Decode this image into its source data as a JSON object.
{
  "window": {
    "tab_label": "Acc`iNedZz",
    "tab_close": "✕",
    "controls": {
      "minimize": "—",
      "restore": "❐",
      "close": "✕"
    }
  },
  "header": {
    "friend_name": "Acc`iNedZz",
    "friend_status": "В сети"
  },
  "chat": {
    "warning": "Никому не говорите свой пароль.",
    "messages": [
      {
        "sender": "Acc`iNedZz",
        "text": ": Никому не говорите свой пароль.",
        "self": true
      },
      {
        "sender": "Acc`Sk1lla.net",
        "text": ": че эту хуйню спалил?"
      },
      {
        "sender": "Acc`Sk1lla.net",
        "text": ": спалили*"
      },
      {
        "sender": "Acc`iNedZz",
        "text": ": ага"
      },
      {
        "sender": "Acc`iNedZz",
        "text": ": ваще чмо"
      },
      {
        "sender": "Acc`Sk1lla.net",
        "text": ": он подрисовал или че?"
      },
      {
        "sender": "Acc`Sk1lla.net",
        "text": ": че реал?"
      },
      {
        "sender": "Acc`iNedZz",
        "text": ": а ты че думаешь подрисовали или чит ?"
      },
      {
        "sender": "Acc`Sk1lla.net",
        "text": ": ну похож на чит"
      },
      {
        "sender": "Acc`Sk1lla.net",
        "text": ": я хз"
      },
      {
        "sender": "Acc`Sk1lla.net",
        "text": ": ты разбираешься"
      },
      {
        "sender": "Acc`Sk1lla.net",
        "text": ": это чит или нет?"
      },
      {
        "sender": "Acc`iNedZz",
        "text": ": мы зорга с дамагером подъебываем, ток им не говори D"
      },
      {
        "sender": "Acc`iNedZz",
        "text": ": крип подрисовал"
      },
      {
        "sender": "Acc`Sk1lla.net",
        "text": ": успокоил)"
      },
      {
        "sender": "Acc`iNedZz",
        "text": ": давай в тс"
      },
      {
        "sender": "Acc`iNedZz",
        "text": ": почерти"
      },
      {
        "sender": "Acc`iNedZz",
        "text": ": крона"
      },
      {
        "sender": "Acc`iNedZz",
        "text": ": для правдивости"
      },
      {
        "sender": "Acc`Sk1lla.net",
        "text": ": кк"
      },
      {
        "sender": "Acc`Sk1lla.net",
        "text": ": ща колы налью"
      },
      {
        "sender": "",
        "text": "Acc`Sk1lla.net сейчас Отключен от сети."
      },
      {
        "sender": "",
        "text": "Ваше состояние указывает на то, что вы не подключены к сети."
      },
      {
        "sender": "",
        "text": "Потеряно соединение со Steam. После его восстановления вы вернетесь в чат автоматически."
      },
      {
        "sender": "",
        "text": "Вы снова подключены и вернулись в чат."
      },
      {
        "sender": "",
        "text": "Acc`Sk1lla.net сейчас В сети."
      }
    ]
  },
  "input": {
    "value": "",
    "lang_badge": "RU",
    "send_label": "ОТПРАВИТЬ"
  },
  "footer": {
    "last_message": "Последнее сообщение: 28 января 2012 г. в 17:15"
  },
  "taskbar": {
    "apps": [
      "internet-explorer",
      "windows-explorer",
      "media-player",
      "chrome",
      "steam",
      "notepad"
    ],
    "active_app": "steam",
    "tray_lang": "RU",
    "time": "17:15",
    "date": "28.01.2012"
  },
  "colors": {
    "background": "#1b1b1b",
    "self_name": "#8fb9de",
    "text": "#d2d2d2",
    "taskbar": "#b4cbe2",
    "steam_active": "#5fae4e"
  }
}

□ □ □ □ □

> _EXERCISE DETAILS_: Search the entries for the word "Никому" and gather every line where it appears.

> _EXERCISE OUTPUT_:
    "warning": "Никому не говорите свой пароль.",
        "text": ": Никому не говорите свой пароль.",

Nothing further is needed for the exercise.